***** LISTED RECORDS

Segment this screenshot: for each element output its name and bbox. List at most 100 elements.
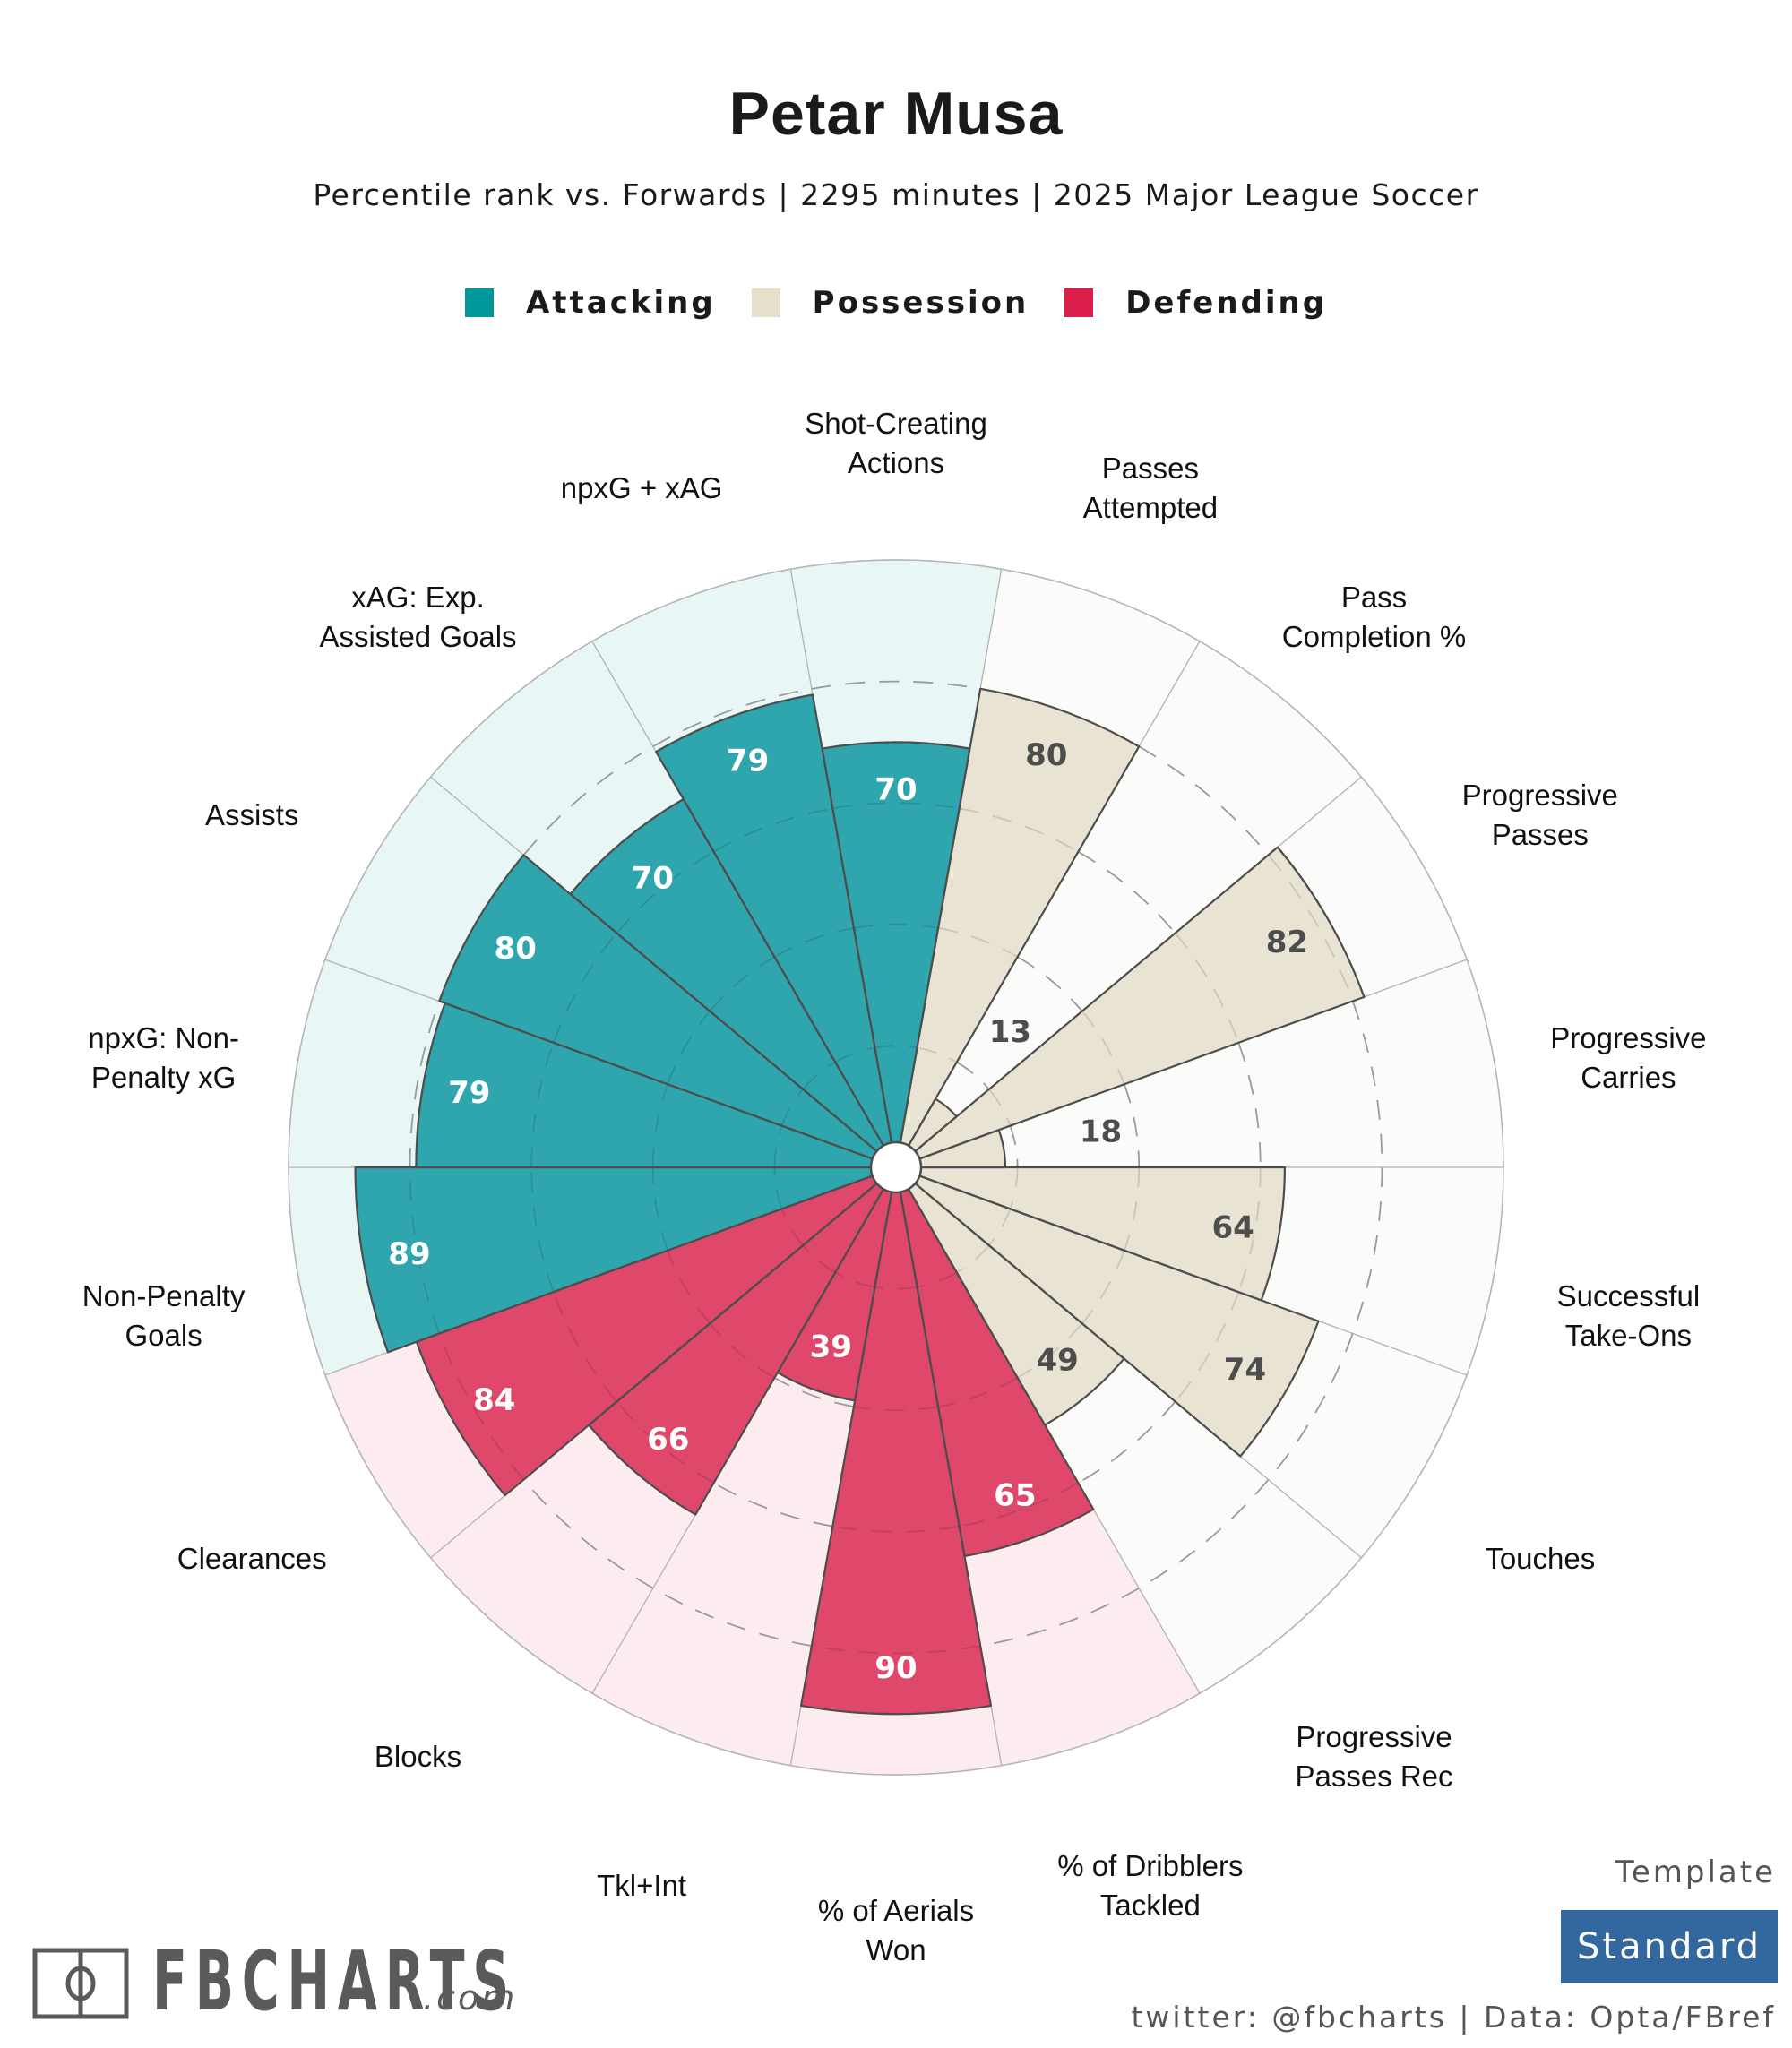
metric-label-line: Tkl+Int — [597, 1869, 686, 1902]
metric-label-line: Passes — [1102, 452, 1199, 485]
metric-label-line: Penalty xG — [91, 1061, 236, 1094]
metric-label-line: Assisted Goals — [319, 620, 516, 653]
metric-label-line: xAG: Exp. — [351, 581, 485, 614]
metric-label-successful-take-ons: Successful Take-Ons — [1557, 1279, 1701, 1352]
gridline-on-bar-60 — [1174, 932, 1240, 1044]
gridline-on-bar-40 — [937, 1377, 1019, 1407]
metric-label-line: Carries — [1581, 1061, 1676, 1094]
value-label-clearances: 84 — [473, 1382, 515, 1418]
bar-outline-npxg-non-penalty-xg — [415, 1002, 898, 1169]
value-label-assists: 80 — [495, 931, 537, 967]
gridline-on-bar-40 — [651, 1166, 669, 1252]
gridline-80 — [1267, 1333, 1354, 1481]
metric-label-non-penalty-goals: Non-Penalty Goals — [82, 1279, 246, 1352]
metric-label-progressive-passes: Progressive Passes — [1462, 779, 1618, 851]
value-label-non-penalty-goals: 89 — [388, 1236, 430, 1272]
metric-label-line: Successful — [1557, 1279, 1701, 1312]
gridline-on-bar-20 — [988, 1089, 1012, 1126]
gridline-80 — [522, 1479, 654, 1589]
gridline-on-bar-80 — [438, 1333, 525, 1481]
gridline-on-bar-40 — [667, 1250, 711, 1324]
gridline-on-bar-40 — [1081, 1250, 1125, 1324]
gridline-on-bar-40 — [773, 927, 855, 958]
gridline-on-bar-20 — [834, 1271, 875, 1288]
gridline-on-bar-20 — [780, 1089, 804, 1126]
gridline-on-bar-40 — [853, 923, 939, 929]
pitch-icon — [32, 1948, 129, 2019]
metric-label-line: Tackled — [1100, 1889, 1201, 1922]
gridline-on-bar-20 — [780, 1209, 804, 1246]
bars — [355, 688, 1365, 1715]
legend: Attacking Possession Defending — [0, 285, 1792, 321]
metric-label-line: Attempted — [1083, 491, 1218, 524]
gridline-80 — [811, 680, 981, 690]
legend-label-defending: Defending — [1125, 285, 1328, 321]
bar-outline-blocks — [588, 1166, 898, 1516]
gridline-40 — [1017, 956, 1083, 1012]
gridline-on-bar-20 — [988, 1209, 1012, 1246]
gridline-80 — [1351, 1001, 1383, 1168]
value-label-progressive-passes: 82 — [1266, 925, 1308, 960]
gridline-on-bar-20 — [874, 1045, 918, 1049]
gridline-on-bar-60 — [832, 1525, 960, 1533]
gridline-on-bar-60 — [616, 850, 715, 934]
logo-tld: .com — [423, 1978, 518, 2018]
legend-item-possession: Possession — [751, 285, 1030, 321]
bar-outline-clearances — [415, 1166, 898, 1497]
gridline-on-bar-20 — [802, 1061, 836, 1090]
credits: twitter: @fbcharts | Data: Opta/FBref — [1131, 2000, 1776, 2035]
gridline-60 — [713, 1482, 833, 1527]
metric-label-line: Won — [866, 1933, 926, 1966]
gridline-80 — [1138, 1479, 1270, 1589]
gridline-on-bar-60 — [959, 1482, 1079, 1527]
gridline-60 — [1077, 850, 1176, 934]
gridline-on-bar-20 — [874, 1286, 918, 1290]
legend-swatch-defending — [1064, 288, 1094, 317]
bar-xag-exp-assisted-goals — [570, 798, 896, 1167]
chart-subtitle: Percentile rank vs. Forwards | 2295 minu… — [313, 177, 1479, 212]
gridline-on-bar-60 — [530, 1042, 555, 1168]
gridline-on-bar-40 — [709, 1322, 775, 1379]
bar-outline-assists — [438, 854, 898, 1169]
gridline-on-bar-80 — [409, 1166, 441, 1334]
bar-outline-npxg-xag — [655, 693, 898, 1169]
gridline-on-bar-40 — [667, 1011, 711, 1085]
value-labels: 70 80 13 82 18 64 74 49 65 90 39 66 84 89 79 80 70 79 — [388, 737, 1308, 1686]
bar-of-aerials-won — [801, 1167, 991, 1715]
gridline-40 — [773, 1377, 855, 1407]
bar-assists — [439, 855, 896, 1167]
value-label-xag-exp-assisted-goals: 70 — [632, 860, 674, 896]
metric-labels: Shot-Creating Actions Passes Attempted Pass C… — [82, 407, 1707, 1966]
metric-label-line: Progressive — [1462, 779, 1618, 812]
gridline-20 — [1009, 1125, 1019, 1168]
bar-passes-attempted — [896, 688, 1140, 1167]
metric-label-assists: Assists — [205, 798, 299, 831]
bar-outline-of-dribblers-tackled — [894, 1166, 1095, 1558]
gridline-80 — [1138, 745, 1270, 856]
legend-label-attacking: Attacking — [525, 285, 716, 321]
metric-label-xag-exp-assisted-goals: xAG: Exp. Assisted Goals — [319, 581, 516, 653]
gridlines-on-bars — [409, 802, 1354, 1655]
value-label-tkl-int: 39 — [810, 1329, 852, 1365]
value-label-of-aerials-won: 90 — [874, 1650, 917, 1686]
gridline-on-bar-40 — [709, 956, 775, 1012]
metric-label-progressive-passes-rec: Progressive Passes Rec — [1295, 1720, 1452, 1793]
gridline-on-bar-60 — [552, 932, 618, 1044]
metric-label-of-aerials-won: % of Aerials Won — [818, 1894, 974, 1966]
value-label-progressive-carries: 18 — [1080, 1114, 1122, 1150]
metric-label-line: Pass — [1341, 581, 1407, 614]
value-label-blocks: 66 — [647, 1422, 689, 1458]
bar-outline-passes-attempted — [894, 687, 1141, 1169]
legend-swatch-possession — [751, 288, 780, 317]
gridline-on-bar-60 — [713, 807, 833, 853]
gridline-20 — [956, 1061, 990, 1090]
gridline-80 — [1351, 1166, 1383, 1334]
gridline-80 — [409, 1001, 441, 1168]
metric-label-line: Non-Penalty — [82, 1279, 246, 1312]
bar-successful-take-ons — [896, 1167, 1285, 1301]
metric-label-line: npxG + xAG — [561, 471, 723, 504]
metric-label-tkl-int: Tkl+Int — [597, 1869, 686, 1902]
value-label-successful-take-ons: 64 — [1211, 1209, 1254, 1245]
fbcharts-logo: FBCHARTS .com — [32, 1940, 518, 2023]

**********

*EXERCISE DIRECTIONS*. Filter the material above down to the lines that contain the string "blocks". The match is case-sensitive.

*REPLY TO THE TASK*.
bar-outline-blocks — [588, 1166, 898, 1516]
value-label-blocks: 66 — [647, 1422, 689, 1458]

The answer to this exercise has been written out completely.